No images are to be carried over; print all other material exactly as it stands.

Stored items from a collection
-- begin --
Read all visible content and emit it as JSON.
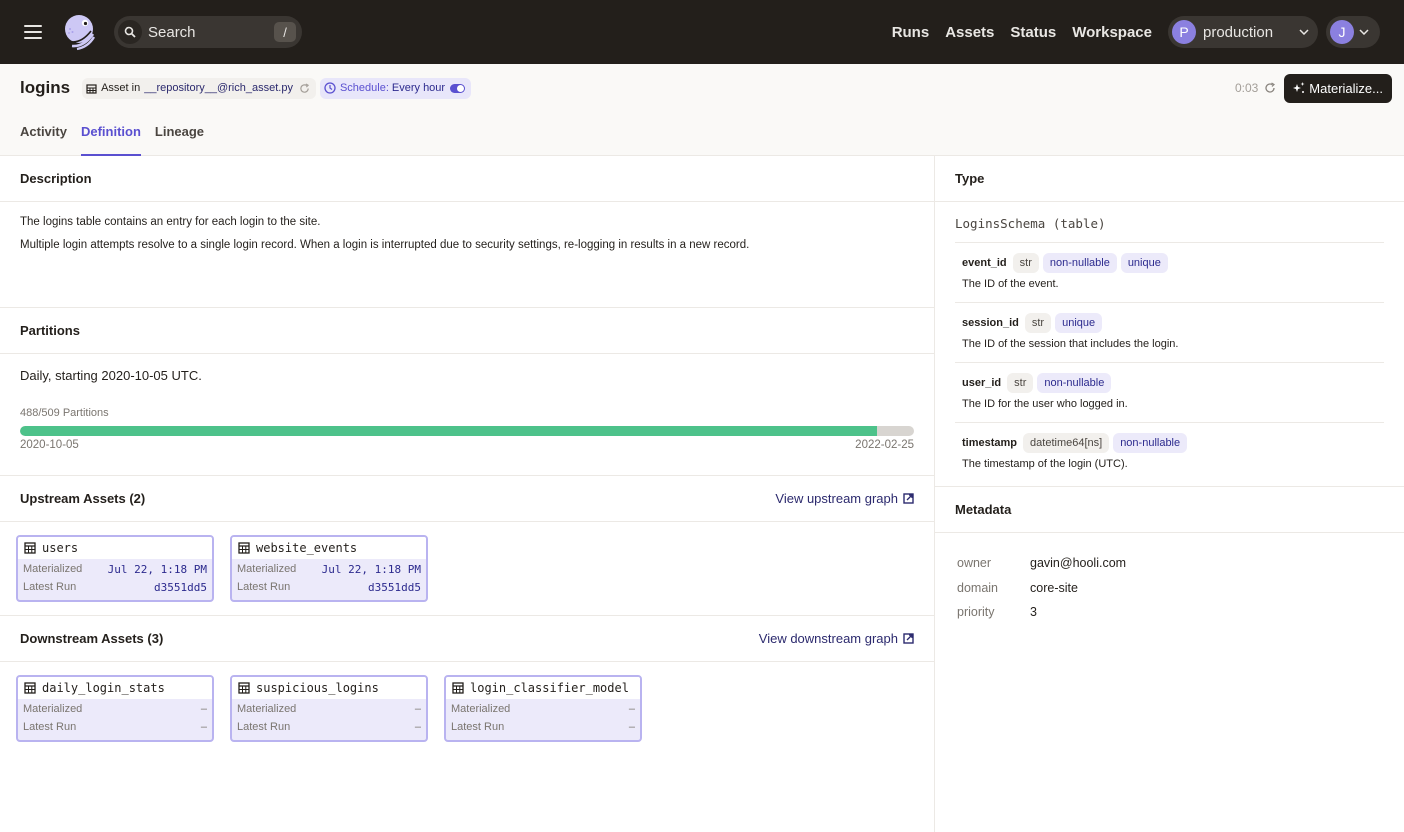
{
  "nav": {
    "search_placeholder": "Search",
    "search_shortcut": "/",
    "links": [
      "Runs",
      "Assets",
      "Status",
      "Workspace"
    ],
    "deployment": {
      "initial": "P",
      "name": "production"
    },
    "user": {
      "initial": "J"
    }
  },
  "header": {
    "title": "logins",
    "asset_in_label": "Asset in",
    "repository": "__repository__@rich_asset.py",
    "schedule_label": "Schedule:",
    "schedule_value": "Every hour",
    "schedule_enabled": true,
    "timer": "0:03",
    "materialize_label": "Materialize..."
  },
  "tabs": [
    {
      "label": "Activity",
      "active": false
    },
    {
      "label": "Definition",
      "active": true
    },
    {
      "label": "Lineage",
      "active": false
    }
  ],
  "description": {
    "title": "Description",
    "paragraphs": [
      "The logins table contains an entry for each login to the site.",
      "Multiple login attempts resolve to a single login record. When a login is interrupted due to security settings, re-logging in results in a new record."
    ]
  },
  "partitions": {
    "title": "Partitions",
    "description": "Daily, starting 2020-10-05 UTC.",
    "count_label": "488/509 Partitions",
    "materialized": 488,
    "total": 509,
    "start_date": "2020-10-05",
    "end_date": "2022-02-25"
  },
  "upstream": {
    "title": "Upstream Assets (2)",
    "link": "View upstream graph",
    "assets": [
      {
        "name": "users",
        "materialized_label": "Materialized",
        "materialized": "Jul 22, 1:18 PM",
        "run_label": "Latest Run",
        "run": "d3551dd5"
      },
      {
        "name": "website_events",
        "materialized_label": "Materialized",
        "materialized": "Jul 22, 1:18 PM",
        "run_label": "Latest Run",
        "run": "d3551dd5"
      }
    ]
  },
  "downstream": {
    "title": "Downstream Assets (3)",
    "link": "View downstream graph",
    "assets": [
      {
        "name": "daily_login_stats",
        "materialized_label": "Materialized",
        "materialized": "–",
        "run_label": "Latest Run",
        "run": "–"
      },
      {
        "name": "suspicious_logins",
        "materialized_label": "Materialized",
        "materialized": "–",
        "run_label": "Latest Run",
        "run": "–"
      },
      {
        "name": "login_classifier_model",
        "materialized_label": "Materialized",
        "materialized": "–",
        "run_label": "Latest Run",
        "run": "–"
      }
    ]
  },
  "type": {
    "title": "Type",
    "schema": "LoginsSchema (table)",
    "columns": [
      {
        "name": "event_id",
        "type": "str",
        "constraints": [
          "non-nullable",
          "unique"
        ],
        "description": "The ID of the event."
      },
      {
        "name": "session_id",
        "type": "str",
        "constraints": [
          "unique"
        ],
        "description": "The ID of the session that includes the login."
      },
      {
        "name": "user_id",
        "type": "str",
        "constraints": [
          "non-nullable"
        ],
        "description": "The ID for the user who logged in."
      },
      {
        "name": "timestamp",
        "type": "datetime64[ns]",
        "constraints": [
          "non-nullable"
        ],
        "description": "The timestamp of the login (UTC)."
      }
    ]
  },
  "metadata": {
    "title": "Metadata",
    "entries": [
      {
        "key": "owner",
        "value": "gavin@hooli.com"
      },
      {
        "key": "domain",
        "value": "core-site"
      },
      {
        "key": "priority",
        "value": "3"
      }
    ]
  },
  "colors": {
    "nav_bg": "#231f1b",
    "accent": "#5a50d0",
    "success": "#4dc28a",
    "link": "#2c2a6e"
  }
}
-- end --
### ANSWER
Read all visible content and emit it as JSON.
{
  "nav": {
    "search_placeholder": "Search",
    "search_shortcut": "/",
    "links": [
      "Runs",
      "Assets",
      "Status",
      "Workspace"
    ],
    "deployment": {
      "initial": "P",
      "name": "production"
    },
    "user": {
      "initial": "J"
    }
  },
  "header": {
    "title": "logins",
    "asset_in_label": "Asset in",
    "repository": "__repository__@rich_asset.py",
    "schedule_label": "Schedule:",
    "schedule_value": "Every hour",
    "schedule_enabled": true,
    "timer": "0:03",
    "materialize_label": "Materialize..."
  },
  "tabs": [
    {
      "label": "Activity",
      "active": false
    },
    {
      "label": "Definition",
      "active": true
    },
    {
      "label": "Lineage",
      "active": false
    }
  ],
  "description": {
    "title": "Description",
    "paragraphs": [
      "The logins table contains an entry for each login to the site.",
      "Multiple login attempts resolve to a single login record. When a login is interrupted due to security settings, re-logging in results in a new record."
    ]
  },
  "partitions": {
    "title": "Partitions",
    "description": "Daily, starting 2020-10-05 UTC.",
    "count_label": "488/509 Partitions",
    "materialized": 488,
    "total": 509,
    "start_date": "2020-10-05",
    "end_date": "2022-02-25"
  },
  "upstream": {
    "title": "Upstream Assets (2)",
    "link": "View upstream graph",
    "assets": [
      {
        "name": "users",
        "materialized_label": "Materialized",
        "materialized": "Jul 22, 1:18 PM",
        "run_label": "Latest Run",
        "run": "d3551dd5"
      },
      {
        "name": "website_events",
        "materialized_label": "Materialized",
        "materialized": "Jul 22, 1:18 PM",
        "run_label": "Latest Run",
        "run": "d3551dd5"
      }
    ]
  },
  "downstream": {
    "title": "Downstream Assets (3)",
    "link": "View downstream graph",
    "assets": [
      {
        "name": "daily_login_stats",
        "materialized_label": "Materialized",
        "materialized": "–",
        "run_label": "Latest Run",
        "run": "–"
      },
      {
        "name": "suspicious_logins",
        "materialized_label": "Materialized",
        "materialized": "–",
        "run_label": "Latest Run",
        "run": "–"
      },
      {
        "name": "login_classifier_model",
        "materialized_label": "Materialized",
        "materialized": "–",
        "run_label": "Latest Run",
        "run": "–"
      }
    ]
  },
  "type": {
    "title": "Type",
    "schema": "LoginsSchema (table)",
    "columns": [
      {
        "name": "event_id",
        "type": "str",
        "constraints": [
          "non-nullable",
          "unique"
        ],
        "description": "The ID of the event."
      },
      {
        "name": "session_id",
        "type": "str",
        "constraints": [
          "unique"
        ],
        "description": "The ID of the session that includes the login."
      },
      {
        "name": "user_id",
        "type": "str",
        "constraints": [
          "non-nullable"
        ],
        "description": "The ID for the user who logged in."
      },
      {
        "name": "timestamp",
        "type": "datetime64[ns]",
        "constraints": [
          "non-nullable"
        ],
        "description": "The timestamp of the login (UTC)."
      }
    ]
  },
  "metadata": {
    "title": "Metadata",
    "entries": [
      {
        "key": "owner",
        "value": "gavin@hooli.com"
      },
      {
        "key": "domain",
        "value": "core-site"
      },
      {
        "key": "priority",
        "value": "3"
      }
    ]
  },
  "colors": {
    "nav_bg": "#231f1b",
    "accent": "#5a50d0",
    "success": "#4dc28a",
    "link": "#2c2a6e"
  }
}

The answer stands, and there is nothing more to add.